Data shown:
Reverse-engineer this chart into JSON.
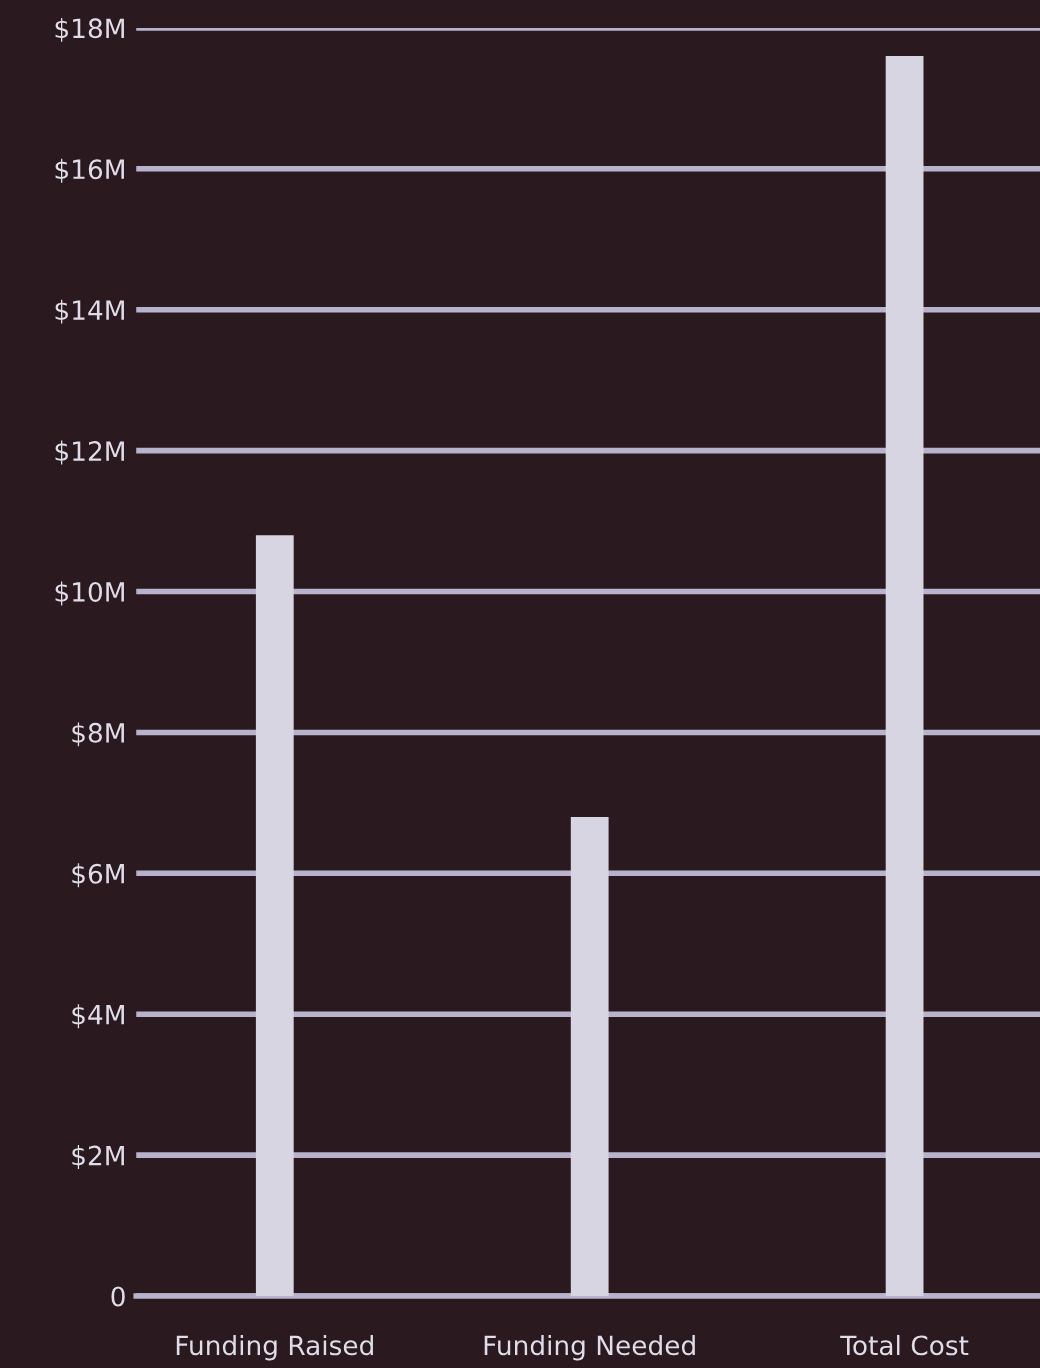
{
  "chart_data": {
    "type": "bar",
    "categories": [
      "Funding Raised",
      "Funding Needed",
      "Total Cost"
    ],
    "values": [
      10.8,
      6.8,
      17.6
    ],
    "color": "#d8d5e2",
    "ylim": [
      0,
      18
    ],
    "yticks": [
      {
        "value": 0,
        "label": "0"
      },
      {
        "value": 2,
        "label": "$2M"
      },
      {
        "value": 4,
        "label": "$4M"
      },
      {
        "value": 6,
        "label": "$6M"
      },
      {
        "value": 8,
        "label": "$8M"
      },
      {
        "value": 10,
        "label": "$10M"
      },
      {
        "value": 12,
        "label": "$12M"
      },
      {
        "value": 14,
        "label": "$14M"
      },
      {
        "value": 16,
        "label": "$16M"
      },
      {
        "value": 18,
        "label": "$18M"
      }
    ],
    "grid": "y"
  }
}
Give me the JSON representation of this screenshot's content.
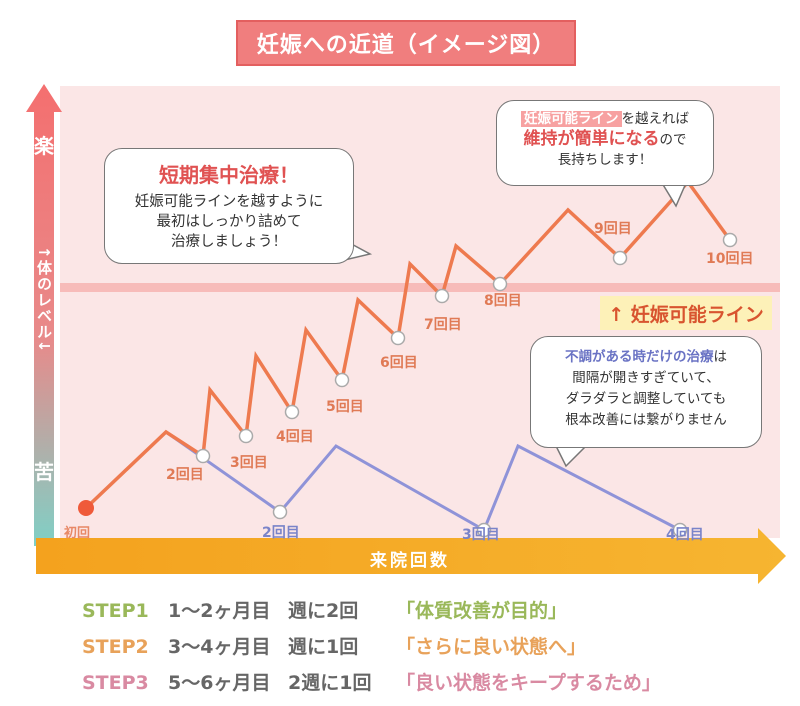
{
  "title": "妊娠への近道（イメージ図）",
  "y_axis": {
    "top": "楽",
    "middle": "↑体のレベル↓",
    "bottom": "苦"
  },
  "x_axis": {
    "label": "来院回数"
  },
  "threshold": {
    "label": "↑ 妊娠可能ライン"
  },
  "orange_labels": [
    "2回目",
    "3回目",
    "4回目",
    "5回目",
    "6回目",
    "7回目",
    "8回目",
    "9回目",
    "10回目"
  ],
  "start_label": "初回",
  "blue_labels": [
    "2回目",
    "3回目",
    "4回目"
  ],
  "bubble_intensive": {
    "title": "短期集中治療！",
    "lines": [
      "妊娠可能ラインを越すように",
      "最初はしっかり詰めて",
      "治療しましょう！"
    ]
  },
  "bubble_maintain": {
    "hl1": "妊娠可能ライン",
    "t1": "を越えれば",
    "hl2": "維持が簡単になる",
    "t2": "ので",
    "t3": "長持ちします！"
  },
  "bubble_irregular": {
    "hl": "不調がある時だけの治療",
    "t1": "は",
    "lines": [
      "間隔が開きすぎていて、",
      "ダラダラと調整していても",
      "根本改善には繋がりません"
    ]
  },
  "steps": [
    {
      "code": "STEP1",
      "months": "1～2ヶ月目",
      "freq": "週に2回",
      "goal": "「体質改善が目的」",
      "color": "#9ab85a"
    },
    {
      "code": "STEP2",
      "months": "3～4ヶ月目",
      "freq": "週に1回",
      "goal": "「さらに良い状態へ」",
      "color": "#e8a25a"
    },
    {
      "code": "STEP3",
      "months": "5～6ヶ月目",
      "freq": "2週に1回",
      "goal": "「良い状態をキープするため」",
      "color": "#d98aa2"
    }
  ],
  "colors": {
    "orange_line": "#ee7a4f",
    "blue_line": "#8f93d8",
    "threshold": "#f6b3b0",
    "title_bg": "#f07e7e"
  }
}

Exercise description: Set down all the data again exactly as above, pictures excluded.

Solved exercise:
Reverse-engineer this chart into JSON.
{
  "chart_data": {
    "type": "bar",
    "categories": [
      "Funding Raised",
      "Funding Needed",
      "Total Cost"
    ],
    "values": [
      10.8,
      6.8,
      17.6
    ],
    "color": "#d8d5e2",
    "ylim": [
      0,
      18
    ],
    "yticks": [
      {
        "value": 0,
        "label": "0"
      },
      {
        "value": 2,
        "label": "$2M"
      },
      {
        "value": 4,
        "label": "$4M"
      },
      {
        "value": 6,
        "label": "$6M"
      },
      {
        "value": 8,
        "label": "$8M"
      },
      {
        "value": 10,
        "label": "$10M"
      },
      {
        "value": 12,
        "label": "$12M"
      },
      {
        "value": 14,
        "label": "$14M"
      },
      {
        "value": 16,
        "label": "$16M"
      },
      {
        "value": 18,
        "label": "$18M"
      }
    ],
    "grid": "y"
  }
}
Give me the JSON representation of this screenshot's content.
{
  "title": "妊娠への近道（イメージ図）",
  "y_axis": {
    "top": "楽",
    "middle": "↑体のレベル↓",
    "bottom": "苦"
  },
  "x_axis": {
    "label": "来院回数"
  },
  "threshold": {
    "label": "↑ 妊娠可能ライン"
  },
  "orange_labels": [
    "2回目",
    "3回目",
    "4回目",
    "5回目",
    "6回目",
    "7回目",
    "8回目",
    "9回目",
    "10回目"
  ],
  "start_label": "初回",
  "blue_labels": [
    "2回目",
    "3回目",
    "4回目"
  ],
  "bubble_intensive": {
    "title": "短期集中治療！",
    "lines": [
      "妊娠可能ラインを越すように",
      "最初はしっかり詰めて",
      "治療しましょう！"
    ]
  },
  "bubble_maintain": {
    "hl1": "妊娠可能ライン",
    "t1": "を越えれば",
    "hl2": "維持が簡単になる",
    "t2": "ので",
    "t3": "長持ちします！"
  },
  "bubble_irregular": {
    "hl": "不調がある時だけの治療",
    "t1": "は",
    "lines": [
      "間隔が開きすぎていて、",
      "ダラダラと調整していても",
      "根本改善には繋がりません"
    ]
  },
  "steps": [
    {
      "code": "STEP1",
      "months": "1～2ヶ月目",
      "freq": "週に2回",
      "goal": "「体質改善が目的」",
      "color": "#9ab85a"
    },
    {
      "code": "STEP2",
      "months": "3～4ヶ月目",
      "freq": "週に1回",
      "goal": "「さらに良い状態へ」",
      "color": "#e8a25a"
    },
    {
      "code": "STEP3",
      "months": "5～6ヶ月目",
      "freq": "2週に1回",
      "goal": "「良い状態をキープするため」",
      "color": "#d98aa2"
    }
  ],
  "colors": {
    "orange_line": "#ee7a4f",
    "blue_line": "#8f93d8",
    "threshold": "#f6b3b0",
    "title_bg": "#f07e7e"
  }
}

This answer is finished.